Task details: Write out all of the entries exactly as given.

Records shown:
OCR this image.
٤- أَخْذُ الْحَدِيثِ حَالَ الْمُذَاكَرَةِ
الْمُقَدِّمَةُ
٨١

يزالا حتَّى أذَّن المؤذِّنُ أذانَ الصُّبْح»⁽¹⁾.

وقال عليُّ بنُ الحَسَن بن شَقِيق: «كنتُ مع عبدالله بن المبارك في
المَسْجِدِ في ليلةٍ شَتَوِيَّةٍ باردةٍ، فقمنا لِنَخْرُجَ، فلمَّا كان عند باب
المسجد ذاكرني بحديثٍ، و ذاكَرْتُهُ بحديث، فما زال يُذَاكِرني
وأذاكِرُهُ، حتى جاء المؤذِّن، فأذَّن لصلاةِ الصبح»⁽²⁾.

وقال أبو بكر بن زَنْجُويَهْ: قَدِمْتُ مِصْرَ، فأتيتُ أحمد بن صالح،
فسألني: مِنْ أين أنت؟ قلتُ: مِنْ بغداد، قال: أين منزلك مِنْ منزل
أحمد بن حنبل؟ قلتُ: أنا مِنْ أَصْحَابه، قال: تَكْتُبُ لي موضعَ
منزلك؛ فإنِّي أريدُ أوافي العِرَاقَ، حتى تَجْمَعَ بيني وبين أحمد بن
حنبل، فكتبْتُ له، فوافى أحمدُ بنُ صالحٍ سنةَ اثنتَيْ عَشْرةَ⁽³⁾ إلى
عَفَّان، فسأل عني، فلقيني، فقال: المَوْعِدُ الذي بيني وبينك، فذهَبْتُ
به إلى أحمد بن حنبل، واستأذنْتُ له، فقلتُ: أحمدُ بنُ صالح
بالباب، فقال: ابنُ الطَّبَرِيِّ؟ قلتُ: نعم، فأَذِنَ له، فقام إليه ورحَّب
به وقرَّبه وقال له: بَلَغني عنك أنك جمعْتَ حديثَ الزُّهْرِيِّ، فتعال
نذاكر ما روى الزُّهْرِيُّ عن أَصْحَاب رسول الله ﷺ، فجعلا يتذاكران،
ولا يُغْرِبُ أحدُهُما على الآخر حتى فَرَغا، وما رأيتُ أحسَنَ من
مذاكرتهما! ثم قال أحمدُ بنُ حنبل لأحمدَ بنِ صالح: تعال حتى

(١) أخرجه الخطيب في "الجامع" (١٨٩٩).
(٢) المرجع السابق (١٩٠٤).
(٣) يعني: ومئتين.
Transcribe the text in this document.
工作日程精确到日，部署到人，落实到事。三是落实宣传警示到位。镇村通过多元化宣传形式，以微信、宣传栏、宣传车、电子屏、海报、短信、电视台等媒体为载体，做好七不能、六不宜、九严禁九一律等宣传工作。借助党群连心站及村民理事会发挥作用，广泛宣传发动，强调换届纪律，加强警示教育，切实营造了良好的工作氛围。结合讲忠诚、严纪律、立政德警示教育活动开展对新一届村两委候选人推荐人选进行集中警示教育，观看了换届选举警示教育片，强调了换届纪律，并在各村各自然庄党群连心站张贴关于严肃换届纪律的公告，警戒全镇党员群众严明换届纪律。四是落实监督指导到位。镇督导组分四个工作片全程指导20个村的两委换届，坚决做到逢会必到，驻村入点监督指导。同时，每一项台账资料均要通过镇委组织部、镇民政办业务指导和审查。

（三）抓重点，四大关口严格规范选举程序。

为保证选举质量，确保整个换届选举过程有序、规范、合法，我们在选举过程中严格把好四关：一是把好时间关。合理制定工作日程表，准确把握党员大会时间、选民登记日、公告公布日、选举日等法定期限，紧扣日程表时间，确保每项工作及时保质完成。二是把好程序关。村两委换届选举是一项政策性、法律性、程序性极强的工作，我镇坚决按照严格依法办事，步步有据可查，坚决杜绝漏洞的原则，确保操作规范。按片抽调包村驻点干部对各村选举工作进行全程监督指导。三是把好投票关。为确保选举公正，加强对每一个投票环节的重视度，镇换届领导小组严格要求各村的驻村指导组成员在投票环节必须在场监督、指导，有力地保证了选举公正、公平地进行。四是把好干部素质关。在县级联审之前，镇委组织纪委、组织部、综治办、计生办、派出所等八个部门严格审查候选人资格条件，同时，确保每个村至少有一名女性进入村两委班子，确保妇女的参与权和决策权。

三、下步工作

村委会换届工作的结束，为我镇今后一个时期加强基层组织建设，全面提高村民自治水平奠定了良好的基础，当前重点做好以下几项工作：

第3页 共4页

Written answer:
OCR this image.
٤- أَخْذُ الْحَدِيثِ حَالَ الْمُذَاكَرَةِ
الْمُقَدِّمَةُ
٨١

يزالا حتَّى أذَّن المؤذِّنُ أذانَ الصُّبْح»⁽¹⁾.

وقال عليُّ بنُ الحَسَن بن شَقِيق: «كنتُ مع عبدالله بن المبارك في
المَسْجِدِ في ليلةٍ شَتَوِيَّةٍ باردةٍ، فقمنا لِنَخْرُجَ، فلمَّا كان عند باب
المسجد ذاكرني بحديثٍ، و ذاكَرْتُهُ بحديث، فما زال يُذَاكِرني
وأذاكِرُهُ، حتى جاء المؤذِّن، فأذَّن لصلاةِ الصبح»⁽²⁾.

وقال أبو بكر بن زَنْجُويَهْ: قَدِمْتُ مِصْرَ، فأتيتُ أحمد بن صالح،
فسألني: مِنْ أين أنت؟ قلتُ: مِنْ بغداد، قال: أين منزلك مِنْ منزل
أحمد بن حنبل؟ قلتُ: أنا مِنْ أَصْحَابه، قال: تَكْتُبُ لي موضعَ
منزلك؛ فإنِّي أريدُ أوافي العِرَاقَ، حتى تَجْمَعَ بيني وبين أحمد بن
حنبل، فكتبْتُ له، فوافى أحمدُ بنُ صالحٍ سنةَ اثنتَيْ عَشْرةَ⁽³⁾ إلى
عَفَّان، فسأل عني، فلقيني، فقال: المَوْعِدُ الذي بيني وبينك، فذهَبْتُ
به إلى أحمد بن حنبل، واستأذنْتُ له، فقلتُ: أحمدُ بنُ صالح
بالباب، فقال: ابنُ الطَّبَرِيِّ؟ قلتُ: نعم، فأَذِنَ له، فقام إليه ورحَّب
به وقرَّبه وقال له: بَلَغني عنك أنك جمعْتَ حديثَ الزُّهْرِيِّ، فتعال
نذاكر ما روى الزُّهْرِيُّ عن أَصْحَاب رسول الله ﷺ، فجعلا يتذاكران،
ولا يُغْرِبُ أحدُهُما على الآخر حتى فَرَغا، وما رأيتُ أحسَنَ من
مذاكرتهما! ثم قال أحمدُ بنُ حنبل لأحمدَ بنِ صالح: تعال حتى

(١) أخرجه الخطيب في "الجامع" (١٨٩٩).
(٢) المرجع السابق (١٩٠٤).
(٣) يعني: ومئتين.
Transcribe the text in this document.
工作日程精确到日，部署到人，落实到事。三是落实宣传警示到位。镇村通过多元化宣传形式，以微信、宣传栏、宣传车、电子屏、海报、短信、电视台等媒体为载体，做好七不能、六不宜、九严禁九一律等宣传工作。借助党群连心站及村民理事会发挥作用，广泛宣传发动，强调换届纪律，加强警示教育，切实营造了良好的工作氛围。结合讲忠诚、严纪律、立政德警示教育活动开展对新一届村两委候选人推荐人选进行集中警示教育，观看了换届选举警示教育片，强调了换届纪律，并在各村各自然庄党群连心站张贴关于严肃换届纪律的公告，警戒全镇党员群众严明换届纪律。四是落实监督指导到位。镇督导组分四个工作片全程指导20个村的两委换届，坚决做到逢会必到，驻村入点监督指导。同时，每一项台账资料均要通过镇委组织部、镇民政办业务指导和审查。

（三）抓重点，四大关口严格规范选举程序。

为保证选举质量，确保整个换届选举过程有序、规范、合法，我们在选举过程中严格把好四关：一是把好时间关。合理制定工作日程表，准确把握党员大会时间、选民登记日、公告公布日、选举日等法定期限，紧扣日程表时间，确保每项工作及时保质完成。二是把好程序关。村两委换届选举是一项政策性、法律性、程序性极强的工作，我镇坚决按照严格依法办事，步步有据可查，坚决杜绝漏洞的原则，确保操作规范。按片抽调包村驻点干部对各村选举工作进行全程监督指导。三是把好投票关。为确保选举公正，加强对每一个投票环节的重视度，镇换届领导小组严格要求各村的驻村指导组成员在投票环节必须在场监督、指导，有力地保证了选举公正、公平地进行。四是把好干部素质关。在县级联审之前，镇委组织纪委、组织部、综治办、计生办、派出所等八个部门严格审查候选人资格条件，同时，确保每个村至少有一名女性进入村两委班子，确保妇女的参与权和决策权。

三、下步工作

村委会换届工作的结束，为我镇今后一个时期加强基层组织建设，全面提高村民自治水平奠定了良好的基础，当前重点做好以下几项工作：

第3页 共4页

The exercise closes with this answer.